EXTRACTED MATERIAL

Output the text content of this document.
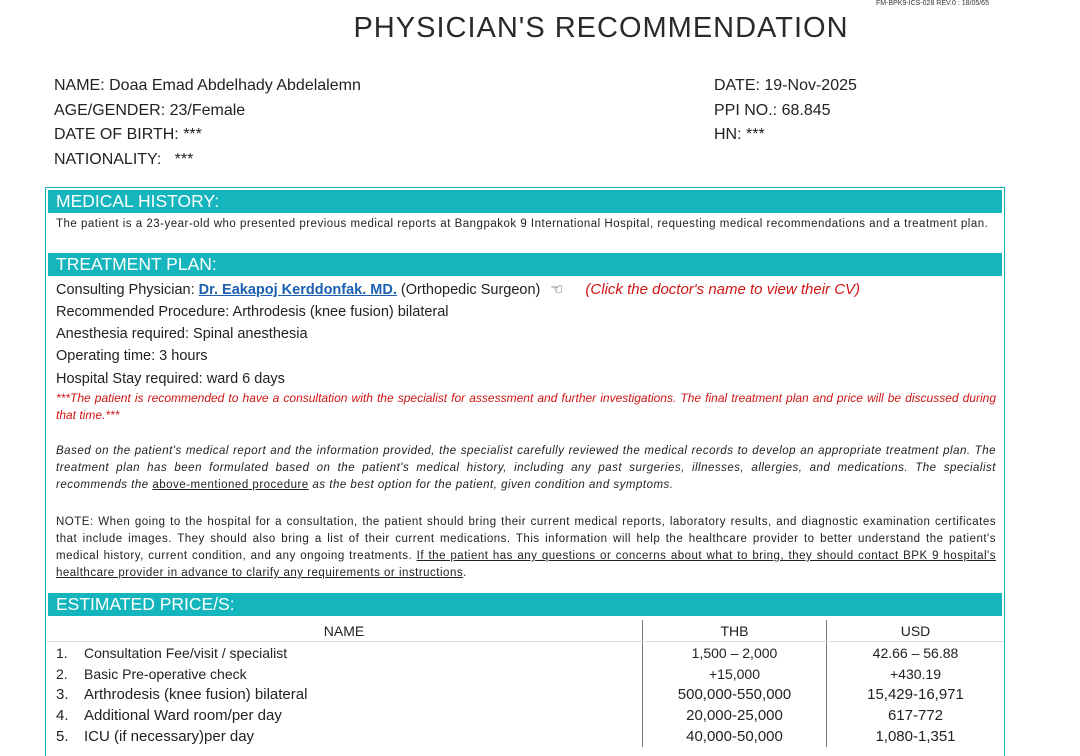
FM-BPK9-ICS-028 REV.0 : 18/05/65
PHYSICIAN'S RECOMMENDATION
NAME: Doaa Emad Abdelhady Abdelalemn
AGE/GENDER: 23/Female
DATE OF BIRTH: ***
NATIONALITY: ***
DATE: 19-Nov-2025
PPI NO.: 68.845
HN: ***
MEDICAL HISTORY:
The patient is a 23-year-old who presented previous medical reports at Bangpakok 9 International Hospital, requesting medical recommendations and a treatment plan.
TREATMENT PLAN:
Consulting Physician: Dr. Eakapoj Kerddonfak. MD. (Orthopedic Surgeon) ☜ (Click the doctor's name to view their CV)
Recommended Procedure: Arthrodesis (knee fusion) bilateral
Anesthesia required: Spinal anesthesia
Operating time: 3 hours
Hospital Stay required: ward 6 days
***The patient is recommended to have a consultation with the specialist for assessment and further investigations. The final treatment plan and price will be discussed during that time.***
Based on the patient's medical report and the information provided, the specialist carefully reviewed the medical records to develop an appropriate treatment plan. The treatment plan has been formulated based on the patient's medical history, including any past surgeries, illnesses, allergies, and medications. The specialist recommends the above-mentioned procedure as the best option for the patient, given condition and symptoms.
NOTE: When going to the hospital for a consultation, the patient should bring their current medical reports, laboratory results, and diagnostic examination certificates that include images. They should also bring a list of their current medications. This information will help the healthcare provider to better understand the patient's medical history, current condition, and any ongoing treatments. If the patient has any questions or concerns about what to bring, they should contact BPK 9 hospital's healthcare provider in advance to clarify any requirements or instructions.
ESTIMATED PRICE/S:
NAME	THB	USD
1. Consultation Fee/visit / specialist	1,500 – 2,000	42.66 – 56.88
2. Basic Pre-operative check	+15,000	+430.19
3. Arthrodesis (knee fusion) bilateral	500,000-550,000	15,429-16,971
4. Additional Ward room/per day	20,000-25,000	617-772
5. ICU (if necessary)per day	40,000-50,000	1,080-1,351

EXERCISE
Omit every picture, and otherwise quote the entries exactly.

COMPLETE RESPONSE
Output the text content of this document.
FM-BPK9-ICS-028 REV.0 : 18/05/65
PHYSICIAN'S RECOMMENDATION
NAME: Doaa Emad Abdelhady Abdelalemn
AGE/GENDER: 23/Female
DATE OF BIRTH: ***
NATIONALITY: ***
DATE: 19-Nov-2025
PPI NO.: 68.845
HN: ***
MEDICAL HISTORY:
The patient is a 23-year-old who presented previous medical reports at Bangpakok 9 International Hospital, requesting medical recommendations and a treatment plan.
TREATMENT PLAN:
Consulting Physician: Dr. Eakapoj Kerddonfak. MD. (Orthopedic Surgeon) ☜ (Click the doctor's name to view their CV)
Recommended Procedure: Arthrodesis (knee fusion) bilateral
Anesthesia required: Spinal anesthesia
Operating time: 3 hours
Hospital Stay required: ward 6 days
***The patient is recommended to have a consultation with the specialist for assessment and further investigations. The final treatment plan and price will be discussed during that time.***
Based on the patient's medical report and the information provided, the specialist carefully reviewed the medical records to develop an appropriate treatment plan. The treatment plan has been formulated based on the patient's medical history, including any past surgeries, illnesses, allergies, and medications. The specialist recommends the above-mentioned procedure as the best option for the patient, given condition and symptoms.
NOTE: When going to the hospital for a consultation, the patient should bring their current medical reports, laboratory results, and diagnostic examination certificates that include images. They should also bring a list of their current medications. This information will help the healthcare provider to better understand the patient's medical history, current condition, and any ongoing treatments. If the patient has any questions or concerns about what to bring, they should contact BPK 9 hospital's healthcare provider in advance to clarify any requirements or instructions.
ESTIMATED PRICE/S:
NAME	THB	USD
1. Consultation Fee/visit / specialist	1,500 – 2,000	42.66 – 56.88
2. Basic Pre-operative check	+15,000	+430.19
3. Arthrodesis (knee fusion) bilateral	500,000-550,000	15,429-16,971
4. Additional Ward room/per day	20,000-25,000	617-772
5. ICU (if necessary)per day	40,000-50,000	1,080-1,351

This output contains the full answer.